● Work required
Transcribe every line exactly and omit anything that is a picture.

--- Start Data listing ---

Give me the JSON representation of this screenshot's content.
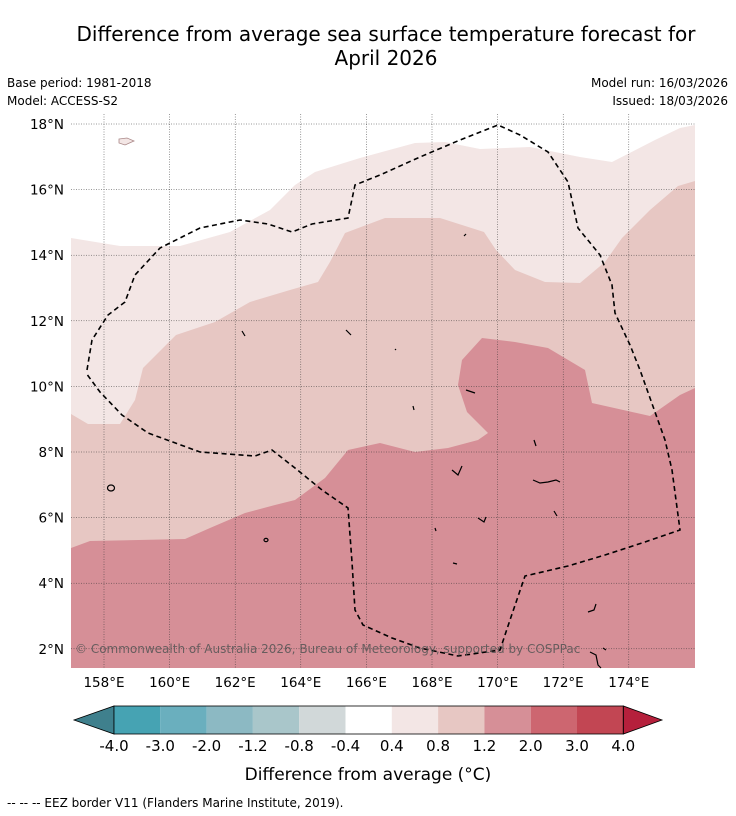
{
  "title_line1": "Difference from average sea surface temperature forecast for",
  "title_line2": "April 2026",
  "base_period": "Base period: 1981-2018",
  "model": "Model: ACCESS-S2",
  "model_run": "Model run: 16/03/2026",
  "issued": "Issued: 18/03/2026",
  "copyright": "© Commonwealth of Australia 2026, Bureau of Meteorology, supported by COSPPac",
  "map": {
    "lon_range": [
      157,
      176
    ],
    "lat_range": [
      1.5,
      18.2
    ],
    "lon_ticks": [
      "158°E",
      "160°E",
      "162°E",
      "164°E",
      "166°E",
      "168°E",
      "170°E",
      "172°E",
      "174°E"
    ],
    "lat_ticks": [
      "18°N",
      "16°N",
      "14°N",
      "12°N",
      "10°N",
      "8°N",
      "6°N",
      "4°N",
      "2°N"
    ]
  },
  "legend": {
    "label": "Difference from average (°C)",
    "ticks": [
      "-4.0",
      "-3.0",
      "-2.0",
      "-1.2",
      "-0.8",
      "-0.4",
      "0.4",
      "0.8",
      "1.2",
      "2.0",
      "3.0",
      "4.0"
    ],
    "colors": [
      "#3f808d",
      "#46a3b3",
      "#6aafbe",
      "#8cb9c3",
      "#a9c6ca",
      "#d1d8d9",
      "#ffffff",
      "#f3e6e5",
      "#e7c7c3",
      "#d68f97",
      "#cd6670",
      "#c24653",
      "#b5203c"
    ]
  },
  "footnote": "--  --  -- EEZ border V11 (Flanders Marine Institute, 2019)."
}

--- End Data listing ---

● Correct result
Give me the JSON representation of this screenshot's content.
{
  "title_line1": "Difference from average sea surface temperature forecast for",
  "title_line2": "April 2026",
  "base_period": "Base period: 1981-2018",
  "model": "Model: ACCESS-S2",
  "model_run": "Model run: 16/03/2026",
  "issued": "Issued: 18/03/2026",
  "copyright": "© Commonwealth of Australia 2026, Bureau of Meteorology, supported by COSPPac",
  "map": {
    "lon_range": [
      157,
      176
    ],
    "lat_range": [
      1.5,
      18.2
    ],
    "lon_ticks": [
      "158°E",
      "160°E",
      "162°E",
      "164°E",
      "166°E",
      "168°E",
      "170°E",
      "172°E",
      "174°E"
    ],
    "lat_ticks": [
      "18°N",
      "16°N",
      "14°N",
      "12°N",
      "10°N",
      "8°N",
      "6°N",
      "4°N",
      "2°N"
    ]
  },
  "legend": {
    "label": "Difference from average (°C)",
    "ticks": [
      "-4.0",
      "-3.0",
      "-2.0",
      "-1.2",
      "-0.8",
      "-0.4",
      "0.4",
      "0.8",
      "1.2",
      "2.0",
      "3.0",
      "4.0"
    ],
    "colors": [
      "#3f808d",
      "#46a3b3",
      "#6aafbe",
      "#8cb9c3",
      "#a9c6ca",
      "#d1d8d9",
      "#ffffff",
      "#f3e6e5",
      "#e7c7c3",
      "#d68f97",
      "#cd6670",
      "#c24653",
      "#b5203c"
    ]
  },
  "footnote": "--  --  -- EEZ border V11 (Flanders Marine Institute, 2019)."
}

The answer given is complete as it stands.